◆ **Your objective**
Transcribe all of the records word for word, but omit the pictures.

━━━━━━━━━━━━━━━━

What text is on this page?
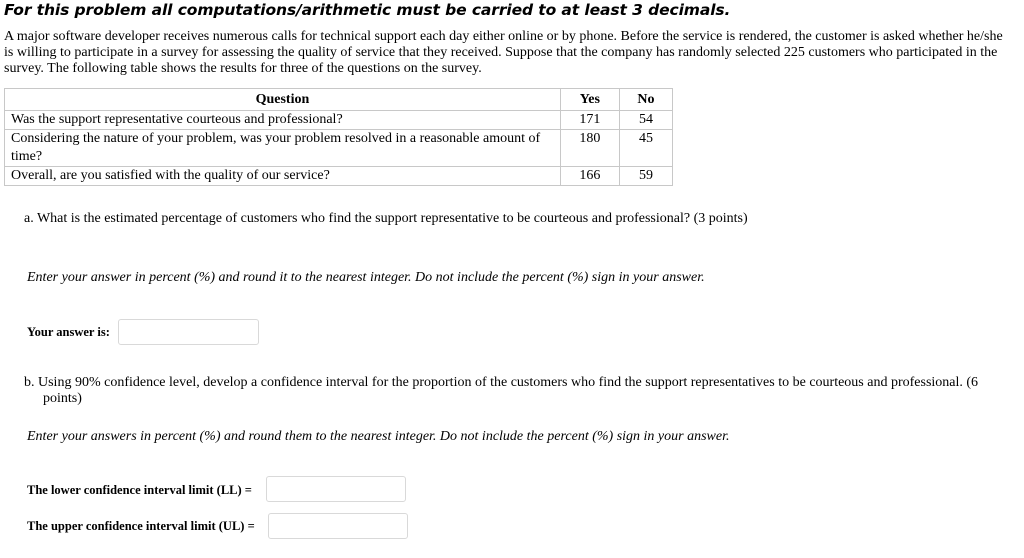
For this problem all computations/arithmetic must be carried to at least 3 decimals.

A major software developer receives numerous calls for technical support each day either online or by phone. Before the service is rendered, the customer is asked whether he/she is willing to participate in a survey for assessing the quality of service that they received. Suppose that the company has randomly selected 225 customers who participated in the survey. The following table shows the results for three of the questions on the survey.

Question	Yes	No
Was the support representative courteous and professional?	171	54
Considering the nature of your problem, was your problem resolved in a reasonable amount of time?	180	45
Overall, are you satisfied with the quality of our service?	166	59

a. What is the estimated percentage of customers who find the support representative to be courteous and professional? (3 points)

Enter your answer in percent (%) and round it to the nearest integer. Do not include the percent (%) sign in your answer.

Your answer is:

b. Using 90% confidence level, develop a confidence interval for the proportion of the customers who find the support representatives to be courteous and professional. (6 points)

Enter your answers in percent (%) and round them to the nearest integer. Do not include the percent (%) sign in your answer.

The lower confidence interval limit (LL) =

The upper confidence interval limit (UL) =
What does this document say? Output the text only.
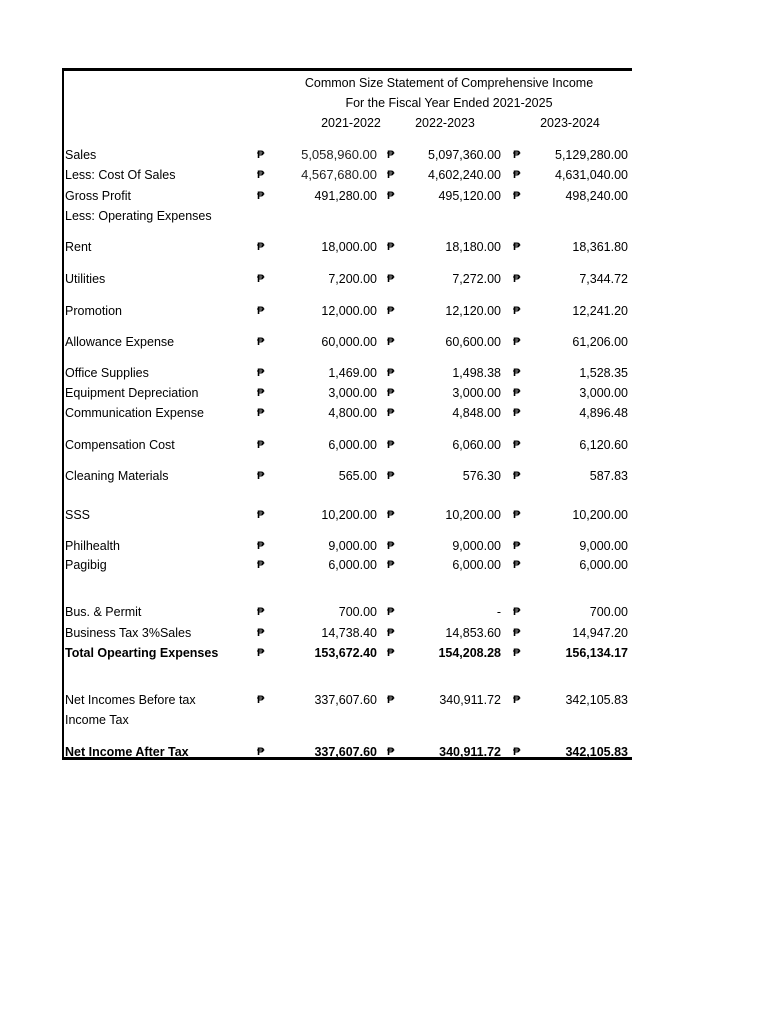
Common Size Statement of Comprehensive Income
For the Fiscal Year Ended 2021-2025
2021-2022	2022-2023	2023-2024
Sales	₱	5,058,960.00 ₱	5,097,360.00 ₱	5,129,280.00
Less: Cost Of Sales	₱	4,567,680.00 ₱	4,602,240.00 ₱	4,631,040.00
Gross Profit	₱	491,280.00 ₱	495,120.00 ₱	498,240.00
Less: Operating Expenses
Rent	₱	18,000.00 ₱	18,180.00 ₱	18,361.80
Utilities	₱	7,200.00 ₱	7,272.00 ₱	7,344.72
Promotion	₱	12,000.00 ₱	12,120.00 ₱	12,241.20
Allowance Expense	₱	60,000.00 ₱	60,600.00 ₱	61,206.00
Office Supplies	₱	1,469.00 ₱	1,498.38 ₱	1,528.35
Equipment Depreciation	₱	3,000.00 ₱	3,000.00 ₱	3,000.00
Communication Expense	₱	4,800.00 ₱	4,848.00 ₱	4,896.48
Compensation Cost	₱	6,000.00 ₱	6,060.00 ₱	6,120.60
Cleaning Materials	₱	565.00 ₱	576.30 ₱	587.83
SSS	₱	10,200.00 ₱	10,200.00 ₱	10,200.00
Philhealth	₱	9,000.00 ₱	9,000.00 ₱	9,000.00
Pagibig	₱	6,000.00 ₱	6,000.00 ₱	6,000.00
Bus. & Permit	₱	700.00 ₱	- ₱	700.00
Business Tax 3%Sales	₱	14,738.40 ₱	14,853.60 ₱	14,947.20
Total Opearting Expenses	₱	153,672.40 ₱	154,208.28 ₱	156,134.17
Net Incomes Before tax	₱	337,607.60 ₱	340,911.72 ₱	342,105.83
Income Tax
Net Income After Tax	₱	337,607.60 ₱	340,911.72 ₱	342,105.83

━━━━━━━━━━━━━━━━

◆ **Answer to this problem**
What text is on this page?
For this problem all computations/arithmetic must be carried to at least 3 decimals.

A major software developer receives numerous calls for technical support each day either online or by phone. Before the service is rendered, the customer is asked whether he/she is willing to participate in a survey for assessing the quality of service that they received. Suppose that the company has randomly selected 225 customers who participated in the survey. The following table shows the results for three of the questions on the survey.

Question	Yes	No
Was the support representative courteous and professional?	171	54
Considering the nature of your problem, was your problem resolved in a reasonable amount of time?	180	45
Overall, are you satisfied with the quality of our service?	166	59

a. What is the estimated percentage of customers who find the support representative to be courteous and professional? (3 points)

Enter your answer in percent (%) and round it to the nearest integer. Do not include the percent (%) sign in your answer.

Your answer is:

b. Using 90% confidence level, develop a confidence interval for the proportion of the customers who find the support representatives to be courteous and professional. (6 points)

Enter your answers in percent (%) and round them to the nearest integer. Do not include the percent (%) sign in your answer.

The lower confidence interval limit (LL) =

The upper confidence interval limit (UL) =
What does this document say? Output the text only.
Common Size Statement of Comprehensive Income
For the Fiscal Year Ended 2021-2025
2021-2022	2022-2023	2023-2024
Sales	₱	5,058,960.00 ₱	5,097,360.00 ₱	5,129,280.00
Less: Cost Of Sales	₱	4,567,680.00 ₱	4,602,240.00 ₱	4,631,040.00
Gross Profit	₱	491,280.00 ₱	495,120.00 ₱	498,240.00
Less: Operating Expenses
Rent	₱	18,000.00 ₱	18,180.00 ₱	18,361.80
Utilities	₱	7,200.00 ₱	7,272.00 ₱	7,344.72
Promotion	₱	12,000.00 ₱	12,120.00 ₱	12,241.20
Allowance Expense	₱	60,000.00 ₱	60,600.00 ₱	61,206.00
Office Supplies	₱	1,469.00 ₱	1,498.38 ₱	1,528.35
Equipment Depreciation	₱	3,000.00 ₱	3,000.00 ₱	3,000.00
Communication Expense	₱	4,800.00 ₱	4,848.00 ₱	4,896.48
Compensation Cost	₱	6,000.00 ₱	6,060.00 ₱	6,120.60
Cleaning Materials	₱	565.00 ₱	576.30 ₱	587.83
SSS	₱	10,200.00 ₱	10,200.00 ₱	10,200.00
Philhealth	₱	9,000.00 ₱	9,000.00 ₱	9,000.00
Pagibig	₱	6,000.00 ₱	6,000.00 ₱	6,000.00
Bus. & Permit	₱	700.00 ₱	- ₱	700.00
Business Tax 3%Sales	₱	14,738.40 ₱	14,853.60 ₱	14,947.20
Total Opearting Expenses	₱	153,672.40 ₱	154,208.28 ₱	156,134.17
Net Incomes Before tax	₱	337,607.60 ₱	340,911.72 ₱	342,105.83
Income Tax
Net Income After Tax	₱	337,607.60 ₱	340,911.72 ₱	342,105.83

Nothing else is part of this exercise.